- [Required task] Omit every picture and return the rest of the data unaltered.

- [Material for this exercise]
(begin)

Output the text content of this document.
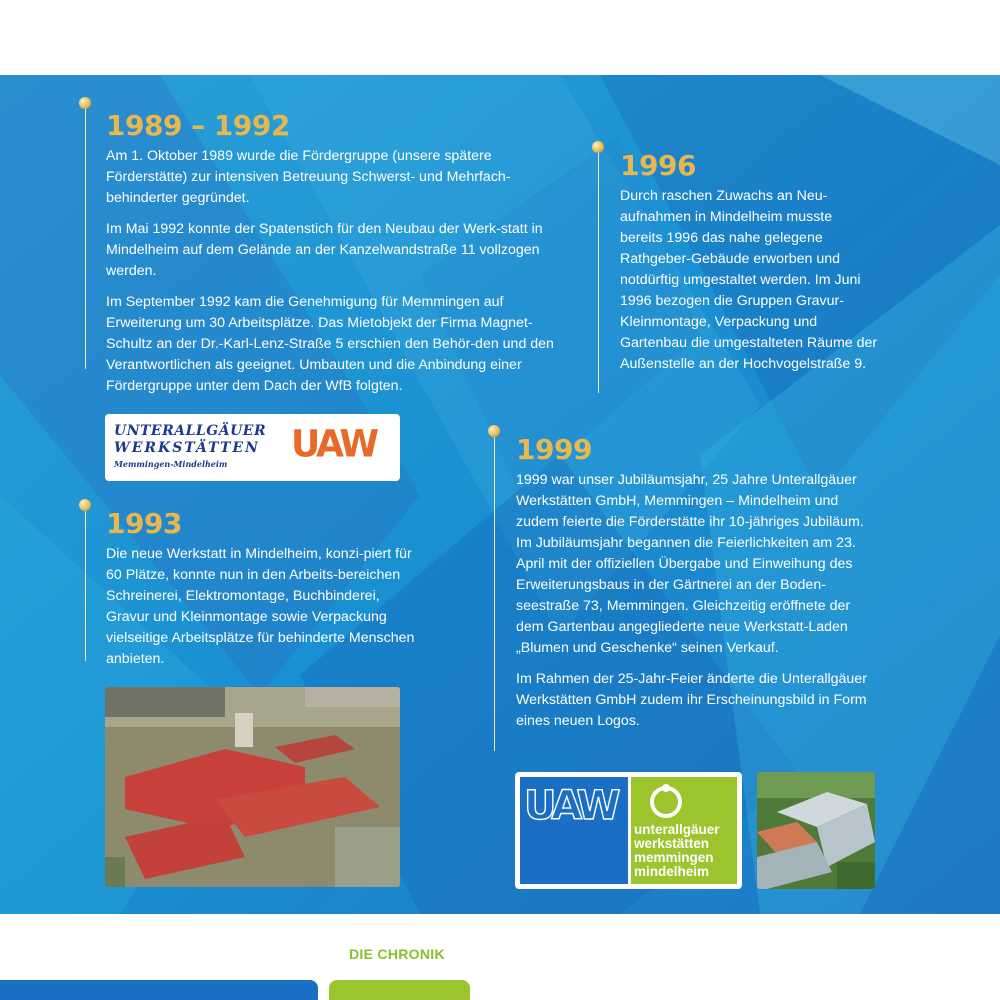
1989 – 1992

Am 1. Oktober 1989 wurde die Fördergruppe (unsere spätere Förderstätte) zur intensiven Betreuung Schwerst- und Mehrfach-behinderter gegründet.

Im Mai 1992 konnte der Spatenstich für den Neubau der Werk-statt in Mindelheim auf dem Gelände an der Kanzelwandstraße 11 vollzogen werden.

Im September 1992 kam die Genehmigung für Memmingen auf Erweiterung um 30 Arbeitsplätze. Das Mietobjekt der Firma Magnet-Schultz an der Dr.-Karl-Lenz-Straße 5 erschien den Behör-den und den Verantwortlichen als geeignet. Umbauten und die Anbindung einer Fördergruppe unter dem Dach der WfB folgten.

UNTERALLGÄUER
WERKSTÄTTEN
Memmingen-Mindelheim UAW
1993

Die neue Werkstatt in Mindelheim, konzi-piert für 60 Plätze, konnte nun in den Arbeits-bereichen Schreinerei, Elektromontage, Buchbinderei, Gravur und Kleinmontage sowie Verpackung vielseitige Arbeitsplätze für behinderte Menschen anbieten.

1996

Durch raschen Zuwachs an Neu-aufnahmen in Mindelheim musste bereits 1996 das nahe gelegene Rathgeber-Gebäude erworben und notdürftig umgestaltet werden. Im Juni 1996 bezogen die Gruppen Gravur-Kleinmontage, Verpackung und Gartenbau die umgestalteten Räume der Außenstelle an der Hochvogelstraße 9.

1999

1999 war unser Jubiläumsjahr, 25 Jahre Unterallgäuer Werkstätten GmbH, Memmingen – Mindelheim und zudem feierte die Förderstätte ihr 10-jähriges Jubiläum.

Im Jubiläumsjahr begannen die Feierlichkeiten am 23. April mit der offiziellen Übergabe und Einweihung des Erweiterungsbaus in der Gärtnerei an der Boden-seestraße 73, Memmingen. Gleichzeitig eröffnete der dem Gartenbau angegliederte neue Werkstatt-Laden „Blumen und Geschenke“ seinen Verkauf.

Im Rahmen der 25-Jahr-Feier änderte die Unterallgäuer Werkstätten GmbH zudem ihr Erscheinungsbild in Form eines neuen Logos.

UAW
unterallgäuer
werkstätten
memmingen
mindelheim
DIE CHRONIK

(end)

- [Problem solution]
Output the text content of this document.
1989 – 1992

Am 1. Oktober 1989 wurde die Fördergruppe (unsere spätere Förderstätte) zur intensiven Betreuung Schwerst- und Mehrfach-behinderter gegründet.

Im Mai 1992 konnte der Spatenstich für den Neubau der Werk-statt in Mindelheim auf dem Gelände an der Kanzelwandstraße 11 vollzogen werden.

Im September 1992 kam die Genehmigung für Memmingen auf Erweiterung um 30 Arbeitsplätze. Das Mietobjekt der Firma Magnet-Schultz an der Dr.-Karl-Lenz-Straße 5 erschien den Behör-den und den Verantwortlichen als geeignet. Umbauten und die Anbindung einer Fördergruppe unter dem Dach der WfB folgten.

UNTERALLGÄUER
WERKSTÄTTEN
Memmingen-Mindelheim UAW
1993

Die neue Werkstatt in Mindelheim, konzi-piert für 60 Plätze, konnte nun in den Arbeits-bereichen Schreinerei, Elektromontage, Buchbinderei, Gravur und Kleinmontage sowie Verpackung vielseitige Arbeitsplätze für behinderte Menschen anbieten.

1996

Durch raschen Zuwachs an Neu-aufnahmen in Mindelheim musste bereits 1996 das nahe gelegene Rathgeber-Gebäude erworben und notdürftig umgestaltet werden. Im Juni 1996 bezogen die Gruppen Gravur-Kleinmontage, Verpackung und Gartenbau die umgestalteten Räume der Außenstelle an der Hochvogelstraße 9.

1999

1999 war unser Jubiläumsjahr, 25 Jahre Unterallgäuer Werkstätten GmbH, Memmingen – Mindelheim und zudem feierte die Förderstätte ihr 10-jähriges Jubiläum.

Im Jubiläumsjahr begannen die Feierlichkeiten am 23. April mit der offiziellen Übergabe und Einweihung des Erweiterungsbaus in der Gärtnerei an der Boden-seestraße 73, Memmingen. Gleichzeitig eröffnete der dem Gartenbau angegliederte neue Werkstatt-Laden „Blumen und Geschenke“ seinen Verkauf.

Im Rahmen der 25-Jahr-Feier änderte die Unterallgäuer Werkstätten GmbH zudem ihr Erscheinungsbild in Form eines neuen Logos.

UAW
unterallgäuer
werkstätten
memmingen
mindelheim
DIE CHRONIK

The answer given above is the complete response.